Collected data
__________

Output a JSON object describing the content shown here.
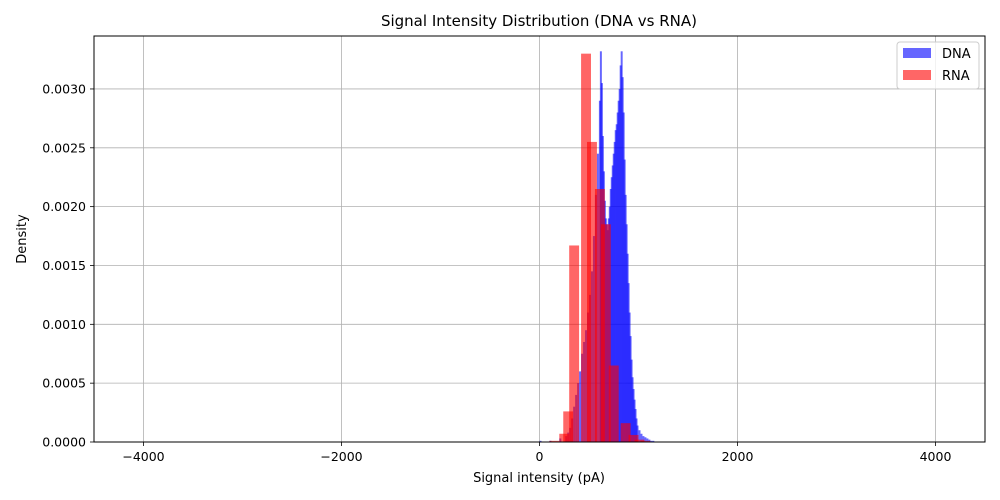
{
  "chart_data": {
    "type": "bar",
    "title": "Signal Intensity Distribution (DNA vs RNA)",
    "xlabel": "Signal intensity (pA)",
    "ylabel": "Density",
    "xlim": [
      -4500,
      4500
    ],
    "ylim": [
      0,
      0.00345
    ],
    "x_ticks": [
      -4000,
      -2000,
      0,
      2000,
      4000
    ],
    "x_tick_labels": [
      "−4000",
      "−2000",
      "0",
      "2000",
      "4000"
    ],
    "y_ticks": [
      0,
      0.0005,
      0.001,
      0.0015,
      0.002,
      0.0025,
      0.003
    ],
    "y_tick_labels": [
      "0.0000",
      "0.0005",
      "0.0010",
      "0.0015",
      "0.0020",
      "0.0025",
      "0.0030"
    ],
    "grid": true,
    "legend_position": "top-right",
    "series": [
      {
        "name": "DNA",
        "color": "#0000ff",
        "opacity": 0.6,
        "bin_width": 20,
        "bins": [
          [
            0,
            1e-05
          ],
          [
            100,
            1e-05
          ],
          [
            200,
            3e-05
          ],
          [
            260,
            5e-05
          ],
          [
            280,
            8e-05
          ],
          [
            300,
            0.00012
          ],
          [
            320,
            0.0002
          ],
          [
            340,
            0.0003
          ],
          [
            360,
            0.0004
          ],
          [
            380,
            0.0005
          ],
          [
            400,
            0.0006
          ],
          [
            420,
            0.00075
          ],
          [
            440,
            0.00085
          ],
          [
            460,
            0.00095
          ],
          [
            480,
            0.0011
          ],
          [
            500,
            0.00125
          ],
          [
            520,
            0.00145
          ],
          [
            540,
            0.00175
          ],
          [
            560,
            0.0021
          ],
          [
            580,
            0.00245
          ],
          [
            600,
            0.0029
          ],
          [
            610,
            0.00332
          ],
          [
            620,
            0.00305
          ],
          [
            630,
            0.0026
          ],
          [
            640,
            0.0023
          ],
          [
            650,
            0.00205
          ],
          [
            660,
            0.0019
          ],
          [
            670,
            0.00185
          ],
          [
            680,
            0.0018
          ],
          [
            690,
            0.0019
          ],
          [
            700,
            0.002
          ],
          [
            710,
            0.00215
          ],
          [
            720,
            0.00225
          ],
          [
            730,
            0.00235
          ],
          [
            740,
            0.00245
          ],
          [
            750,
            0.00255
          ],
          [
            760,
            0.00265
          ],
          [
            770,
            0.0027
          ],
          [
            780,
            0.0028
          ],
          [
            790,
            0.0029
          ],
          [
            800,
            0.003
          ],
          [
            810,
            0.0032
          ],
          [
            820,
            0.00332
          ],
          [
            830,
            0.0031
          ],
          [
            840,
            0.0028
          ],
          [
            850,
            0.0024
          ],
          [
            860,
            0.0021
          ],
          [
            870,
            0.00185
          ],
          [
            880,
            0.0016
          ],
          [
            890,
            0.00135
          ],
          [
            900,
            0.0011
          ],
          [
            910,
            0.0009
          ],
          [
            920,
            0.0007
          ],
          [
            930,
            0.00055
          ],
          [
            940,
            0.00045
          ],
          [
            950,
            0.00036
          ],
          [
            960,
            0.00028
          ],
          [
            970,
            0.0002
          ],
          [
            980,
            0.00014
          ],
          [
            1000,
            0.0001
          ],
          [
            1020,
            7e-05
          ],
          [
            1040,
            5e-05
          ],
          [
            1060,
            4e-05
          ],
          [
            1080,
            3e-05
          ],
          [
            1100,
            2e-05
          ],
          [
            1120,
            1e-05
          ],
          [
            1140,
            1e-05
          ]
        ]
      },
      {
        "name": "RNA",
        "color": "#ff0000",
        "opacity": 0.6,
        "bin_width": 100,
        "bins": [
          [
            100,
            1e-05
          ],
          [
            200,
            7e-05
          ],
          [
            240,
            0.00026
          ],
          [
            300,
            0.00167
          ],
          [
            420,
            0.0033
          ],
          [
            480,
            0.00255
          ],
          [
            560,
            0.00215
          ],
          [
            620,
            0.00185
          ],
          [
            700,
            0.00065
          ],
          [
            820,
            0.00016
          ],
          [
            900,
            6e-05
          ],
          [
            960,
            2e-05
          ],
          [
            1020,
            1e-05
          ]
        ]
      }
    ]
  }
}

__________

> [Problem description]
Exclude the images and reproduce the remaining data exactly.

> [Result]
Output a JSON object describing the content shown here.
{
  "chart_data": {
    "type": "bar",
    "title": "Signal Intensity Distribution (DNA vs RNA)",
    "xlabel": "Signal intensity (pA)",
    "ylabel": "Density",
    "xlim": [
      -4500,
      4500
    ],
    "ylim": [
      0,
      0.00345
    ],
    "x_ticks": [
      -4000,
      -2000,
      0,
      2000,
      4000
    ],
    "x_tick_labels": [
      "−4000",
      "−2000",
      "0",
      "2000",
      "4000"
    ],
    "y_ticks": [
      0,
      0.0005,
      0.001,
      0.0015,
      0.002,
      0.0025,
      0.003
    ],
    "y_tick_labels": [
      "0.0000",
      "0.0005",
      "0.0010",
      "0.0015",
      "0.0020",
      "0.0025",
      "0.0030"
    ],
    "grid": true,
    "legend_position": "top-right",
    "series": [
      {
        "name": "DNA",
        "color": "#0000ff",
        "opacity": 0.6,
        "bin_width": 20,
        "bins": [
          [
            0,
            1e-05
          ],
          [
            100,
            1e-05
          ],
          [
            200,
            3e-05
          ],
          [
            260,
            5e-05
          ],
          [
            280,
            8e-05
          ],
          [
            300,
            0.00012
          ],
          [
            320,
            0.0002
          ],
          [
            340,
            0.0003
          ],
          [
            360,
            0.0004
          ],
          [
            380,
            0.0005
          ],
          [
            400,
            0.0006
          ],
          [
            420,
            0.00075
          ],
          [
            440,
            0.00085
          ],
          [
            460,
            0.00095
          ],
          [
            480,
            0.0011
          ],
          [
            500,
            0.00125
          ],
          [
            520,
            0.00145
          ],
          [
            540,
            0.00175
          ],
          [
            560,
            0.0021
          ],
          [
            580,
            0.00245
          ],
          [
            600,
            0.0029
          ],
          [
            610,
            0.00332
          ],
          [
            620,
            0.00305
          ],
          [
            630,
            0.0026
          ],
          [
            640,
            0.0023
          ],
          [
            650,
            0.00205
          ],
          [
            660,
            0.0019
          ],
          [
            670,
            0.00185
          ],
          [
            680,
            0.0018
          ],
          [
            690,
            0.0019
          ],
          [
            700,
            0.002
          ],
          [
            710,
            0.00215
          ],
          [
            720,
            0.00225
          ],
          [
            730,
            0.00235
          ],
          [
            740,
            0.00245
          ],
          [
            750,
            0.00255
          ],
          [
            760,
            0.00265
          ],
          [
            770,
            0.0027
          ],
          [
            780,
            0.0028
          ],
          [
            790,
            0.0029
          ],
          [
            800,
            0.003
          ],
          [
            810,
            0.0032
          ],
          [
            820,
            0.00332
          ],
          [
            830,
            0.0031
          ],
          [
            840,
            0.0028
          ],
          [
            850,
            0.0024
          ],
          [
            860,
            0.0021
          ],
          [
            870,
            0.00185
          ],
          [
            880,
            0.0016
          ],
          [
            890,
            0.00135
          ],
          [
            900,
            0.0011
          ],
          [
            910,
            0.0009
          ],
          [
            920,
            0.0007
          ],
          [
            930,
            0.00055
          ],
          [
            940,
            0.00045
          ],
          [
            950,
            0.00036
          ],
          [
            960,
            0.00028
          ],
          [
            970,
            0.0002
          ],
          [
            980,
            0.00014
          ],
          [
            1000,
            0.0001
          ],
          [
            1020,
            7e-05
          ],
          [
            1040,
            5e-05
          ],
          [
            1060,
            4e-05
          ],
          [
            1080,
            3e-05
          ],
          [
            1100,
            2e-05
          ],
          [
            1120,
            1e-05
          ],
          [
            1140,
            1e-05
          ]
        ]
      },
      {
        "name": "RNA",
        "color": "#ff0000",
        "opacity": 0.6,
        "bin_width": 100,
        "bins": [
          [
            100,
            1e-05
          ],
          [
            200,
            7e-05
          ],
          [
            240,
            0.00026
          ],
          [
            300,
            0.00167
          ],
          [
            420,
            0.0033
          ],
          [
            480,
            0.00255
          ],
          [
            560,
            0.00215
          ],
          [
            620,
            0.00185
          ],
          [
            700,
            0.00065
          ],
          [
            820,
            0.00016
          ],
          [
            900,
            6e-05
          ],
          [
            960,
            2e-05
          ],
          [
            1020,
            1e-05
          ]
        ]
      }
    ]
  }
}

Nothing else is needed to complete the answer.